Work to do: Render the following material again verbatim, leaving nothing out.

Data to use:
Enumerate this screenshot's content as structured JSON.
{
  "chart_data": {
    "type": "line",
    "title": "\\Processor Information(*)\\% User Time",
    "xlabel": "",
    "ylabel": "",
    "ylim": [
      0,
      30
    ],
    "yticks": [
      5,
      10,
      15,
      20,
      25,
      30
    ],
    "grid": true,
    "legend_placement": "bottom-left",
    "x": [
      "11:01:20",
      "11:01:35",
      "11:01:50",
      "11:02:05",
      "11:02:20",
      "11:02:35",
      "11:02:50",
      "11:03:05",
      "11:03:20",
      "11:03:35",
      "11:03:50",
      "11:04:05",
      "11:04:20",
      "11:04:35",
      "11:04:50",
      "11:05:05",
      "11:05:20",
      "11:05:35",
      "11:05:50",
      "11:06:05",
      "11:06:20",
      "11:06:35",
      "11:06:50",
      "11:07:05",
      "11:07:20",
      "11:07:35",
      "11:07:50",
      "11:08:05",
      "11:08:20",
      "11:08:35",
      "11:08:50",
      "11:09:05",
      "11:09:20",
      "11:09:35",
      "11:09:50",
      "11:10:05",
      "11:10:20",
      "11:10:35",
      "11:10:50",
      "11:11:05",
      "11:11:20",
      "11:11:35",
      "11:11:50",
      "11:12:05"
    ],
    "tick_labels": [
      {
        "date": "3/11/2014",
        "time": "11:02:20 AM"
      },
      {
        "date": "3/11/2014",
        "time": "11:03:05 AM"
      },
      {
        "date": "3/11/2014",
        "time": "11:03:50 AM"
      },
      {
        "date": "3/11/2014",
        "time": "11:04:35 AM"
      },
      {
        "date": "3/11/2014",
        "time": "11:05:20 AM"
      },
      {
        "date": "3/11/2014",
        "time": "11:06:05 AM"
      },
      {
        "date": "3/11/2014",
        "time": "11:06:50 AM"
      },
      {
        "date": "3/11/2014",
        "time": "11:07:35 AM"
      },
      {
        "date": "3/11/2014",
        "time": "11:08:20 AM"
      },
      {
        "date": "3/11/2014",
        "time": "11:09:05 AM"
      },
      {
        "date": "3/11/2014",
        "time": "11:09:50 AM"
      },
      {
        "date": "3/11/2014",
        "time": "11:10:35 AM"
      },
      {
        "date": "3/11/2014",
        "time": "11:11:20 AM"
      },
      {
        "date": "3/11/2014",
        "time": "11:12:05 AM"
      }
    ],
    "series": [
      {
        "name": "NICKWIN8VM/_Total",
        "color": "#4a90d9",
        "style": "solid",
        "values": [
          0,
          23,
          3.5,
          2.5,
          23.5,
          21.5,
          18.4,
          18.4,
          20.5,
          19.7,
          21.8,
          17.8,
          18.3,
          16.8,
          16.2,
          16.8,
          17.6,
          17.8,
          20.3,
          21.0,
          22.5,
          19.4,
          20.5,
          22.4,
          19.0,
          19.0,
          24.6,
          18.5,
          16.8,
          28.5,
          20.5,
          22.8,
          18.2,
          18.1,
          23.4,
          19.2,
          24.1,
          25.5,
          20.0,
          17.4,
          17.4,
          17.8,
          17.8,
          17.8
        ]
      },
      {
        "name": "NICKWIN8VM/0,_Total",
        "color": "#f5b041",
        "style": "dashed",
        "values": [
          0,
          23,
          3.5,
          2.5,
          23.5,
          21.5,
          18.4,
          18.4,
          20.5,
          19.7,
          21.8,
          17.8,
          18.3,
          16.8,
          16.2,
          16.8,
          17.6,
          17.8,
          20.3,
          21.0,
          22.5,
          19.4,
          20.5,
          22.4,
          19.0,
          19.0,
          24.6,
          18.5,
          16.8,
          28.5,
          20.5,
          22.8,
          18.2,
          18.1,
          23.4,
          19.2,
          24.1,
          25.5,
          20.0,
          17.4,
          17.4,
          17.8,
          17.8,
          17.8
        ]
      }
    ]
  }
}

Written solution:
Enumerate this screenshot's content as structured JSON.
{
  "chart_data": {
    "type": "line",
    "title": "\\Processor Information(*)\\% User Time",
    "xlabel": "",
    "ylabel": "",
    "ylim": [
      0,
      30
    ],
    "yticks": [
      5,
      10,
      15,
      20,
      25,
      30
    ],
    "grid": true,
    "legend_placement": "bottom-left",
    "x": [
      "11:01:20",
      "11:01:35",
      "11:01:50",
      "11:02:05",
      "11:02:20",
      "11:02:35",
      "11:02:50",
      "11:03:05",
      "11:03:20",
      "11:03:35",
      "11:03:50",
      "11:04:05",
      "11:04:20",
      "11:04:35",
      "11:04:50",
      "11:05:05",
      "11:05:20",
      "11:05:35",
      "11:05:50",
      "11:06:05",
      "11:06:20",
      "11:06:35",
      "11:06:50",
      "11:07:05",
      "11:07:20",
      "11:07:35",
      "11:07:50",
      "11:08:05",
      "11:08:20",
      "11:08:35",
      "11:08:50",
      "11:09:05",
      "11:09:20",
      "11:09:35",
      "11:09:50",
      "11:10:05",
      "11:10:20",
      "11:10:35",
      "11:10:50",
      "11:11:05",
      "11:11:20",
      "11:11:35",
      "11:11:50",
      "11:12:05"
    ],
    "tick_labels": [
      {
        "date": "3/11/2014",
        "time": "11:02:20 AM"
      },
      {
        "date": "3/11/2014",
        "time": "11:03:05 AM"
      },
      {
        "date": "3/11/2014",
        "time": "11:03:50 AM"
      },
      {
        "date": "3/11/2014",
        "time": "11:04:35 AM"
      },
      {
        "date": "3/11/2014",
        "time": "11:05:20 AM"
      },
      {
        "date": "3/11/2014",
        "time": "11:06:05 AM"
      },
      {
        "date": "3/11/2014",
        "time": "11:06:50 AM"
      },
      {
        "date": "3/11/2014",
        "time": "11:07:35 AM"
      },
      {
        "date": "3/11/2014",
        "time": "11:08:20 AM"
      },
      {
        "date": "3/11/2014",
        "time": "11:09:05 AM"
      },
      {
        "date": "3/11/2014",
        "time": "11:09:50 AM"
      },
      {
        "date": "3/11/2014",
        "time": "11:10:35 AM"
      },
      {
        "date": "3/11/2014",
        "time": "11:11:20 AM"
      },
      {
        "date": "3/11/2014",
        "time": "11:12:05 AM"
      }
    ],
    "series": [
      {
        "name": "NICKWIN8VM/_Total",
        "color": "#4a90d9",
        "style": "solid",
        "values": [
          0,
          23,
          3.5,
          2.5,
          23.5,
          21.5,
          18.4,
          18.4,
          20.5,
          19.7,
          21.8,
          17.8,
          18.3,
          16.8,
          16.2,
          16.8,
          17.6,
          17.8,
          20.3,
          21.0,
          22.5,
          19.4,
          20.5,
          22.4,
          19.0,
          19.0,
          24.6,
          18.5,
          16.8,
          28.5,
          20.5,
          22.8,
          18.2,
          18.1,
          23.4,
          19.2,
          24.1,
          25.5,
          20.0,
          17.4,
          17.4,
          17.8,
          17.8,
          17.8
        ]
      },
      {
        "name": "NICKWIN8VM/0,_Total",
        "color": "#f5b041",
        "style": "dashed",
        "values": [
          0,
          23,
          3.5,
          2.5,
          23.5,
          21.5,
          18.4,
          18.4,
          20.5,
          19.7,
          21.8,
          17.8,
          18.3,
          16.8,
          16.2,
          16.8,
          17.6,
          17.8,
          20.3,
          21.0,
          22.5,
          19.4,
          20.5,
          22.4,
          19.0,
          19.0,
          24.6,
          18.5,
          16.8,
          28.5,
          20.5,
          22.8,
          18.2,
          18.1,
          23.4,
          19.2,
          24.1,
          25.5,
          20.0,
          17.4,
          17.4,
          17.8,
          17.8,
          17.8
        ]
      }
    ]
  }
}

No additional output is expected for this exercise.